THE REQUEST ▸ Gather every line of the entries that includes the word "lista".

>> Start SUPPLIED MATERIAL

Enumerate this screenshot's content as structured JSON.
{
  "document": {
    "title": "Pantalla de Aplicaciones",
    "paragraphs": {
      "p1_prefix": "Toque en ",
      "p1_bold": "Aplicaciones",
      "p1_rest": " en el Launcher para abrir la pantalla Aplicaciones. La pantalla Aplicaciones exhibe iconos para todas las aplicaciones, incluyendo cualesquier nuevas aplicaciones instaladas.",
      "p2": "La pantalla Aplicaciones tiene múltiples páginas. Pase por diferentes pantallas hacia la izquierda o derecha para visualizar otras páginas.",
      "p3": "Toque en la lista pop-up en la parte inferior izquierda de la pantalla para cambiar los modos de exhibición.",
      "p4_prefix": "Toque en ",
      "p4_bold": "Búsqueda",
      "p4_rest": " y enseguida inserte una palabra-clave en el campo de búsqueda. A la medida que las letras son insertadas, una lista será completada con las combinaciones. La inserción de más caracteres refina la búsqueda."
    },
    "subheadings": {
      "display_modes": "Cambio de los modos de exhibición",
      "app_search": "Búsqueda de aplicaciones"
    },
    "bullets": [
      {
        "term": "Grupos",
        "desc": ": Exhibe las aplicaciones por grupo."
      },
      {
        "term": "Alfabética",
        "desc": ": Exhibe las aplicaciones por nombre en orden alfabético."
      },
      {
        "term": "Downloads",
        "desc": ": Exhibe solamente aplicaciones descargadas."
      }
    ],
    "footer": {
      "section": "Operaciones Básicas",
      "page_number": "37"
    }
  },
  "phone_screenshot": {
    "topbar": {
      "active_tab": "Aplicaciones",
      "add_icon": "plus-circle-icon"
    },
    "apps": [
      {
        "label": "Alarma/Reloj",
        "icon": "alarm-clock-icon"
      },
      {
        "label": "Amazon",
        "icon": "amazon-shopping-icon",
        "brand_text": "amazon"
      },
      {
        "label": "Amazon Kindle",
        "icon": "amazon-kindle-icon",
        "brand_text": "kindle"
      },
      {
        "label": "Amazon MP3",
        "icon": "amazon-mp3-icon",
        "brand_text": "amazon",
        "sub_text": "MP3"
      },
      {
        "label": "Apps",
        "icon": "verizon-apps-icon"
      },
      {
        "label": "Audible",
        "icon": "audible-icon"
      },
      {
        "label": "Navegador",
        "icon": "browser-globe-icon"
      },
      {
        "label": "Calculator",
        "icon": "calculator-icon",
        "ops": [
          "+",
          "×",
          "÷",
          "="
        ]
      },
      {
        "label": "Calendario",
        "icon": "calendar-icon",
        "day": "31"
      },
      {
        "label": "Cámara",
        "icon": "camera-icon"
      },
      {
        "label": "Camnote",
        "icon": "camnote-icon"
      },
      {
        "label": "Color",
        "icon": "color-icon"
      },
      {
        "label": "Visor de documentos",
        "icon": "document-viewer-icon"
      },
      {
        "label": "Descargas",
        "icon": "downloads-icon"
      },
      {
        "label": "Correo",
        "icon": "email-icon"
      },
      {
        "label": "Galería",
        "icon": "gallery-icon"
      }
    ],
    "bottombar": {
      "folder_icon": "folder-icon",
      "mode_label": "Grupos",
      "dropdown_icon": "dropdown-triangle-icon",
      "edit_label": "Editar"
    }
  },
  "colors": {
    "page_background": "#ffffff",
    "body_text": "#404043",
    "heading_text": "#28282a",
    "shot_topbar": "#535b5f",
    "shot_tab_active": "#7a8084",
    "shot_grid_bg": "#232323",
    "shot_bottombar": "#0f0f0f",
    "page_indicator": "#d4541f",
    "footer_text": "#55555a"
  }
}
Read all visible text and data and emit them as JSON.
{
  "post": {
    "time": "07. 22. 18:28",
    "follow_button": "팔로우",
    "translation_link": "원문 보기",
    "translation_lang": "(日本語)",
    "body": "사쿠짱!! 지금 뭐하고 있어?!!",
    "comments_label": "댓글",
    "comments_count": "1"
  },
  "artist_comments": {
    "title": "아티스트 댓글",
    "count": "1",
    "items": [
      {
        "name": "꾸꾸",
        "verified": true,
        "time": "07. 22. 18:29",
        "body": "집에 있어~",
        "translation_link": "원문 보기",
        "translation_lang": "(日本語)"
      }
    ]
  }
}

>> End SUPPLIED MATERIAL

SOLUTION TO THE PROBLEM ▸
      "p3": "Toque en la lista pop-up en la parte inferior izquierda de la pantalla para cambiar los modos de exhibición.",
      "p4_rest": " y enseguida inserte una palabra-clave en el campo de búsqueda. A la medida que las letras son insertadas, una lista será completada con las combinaciones. La inserción de más caracteres refina la búsqueda."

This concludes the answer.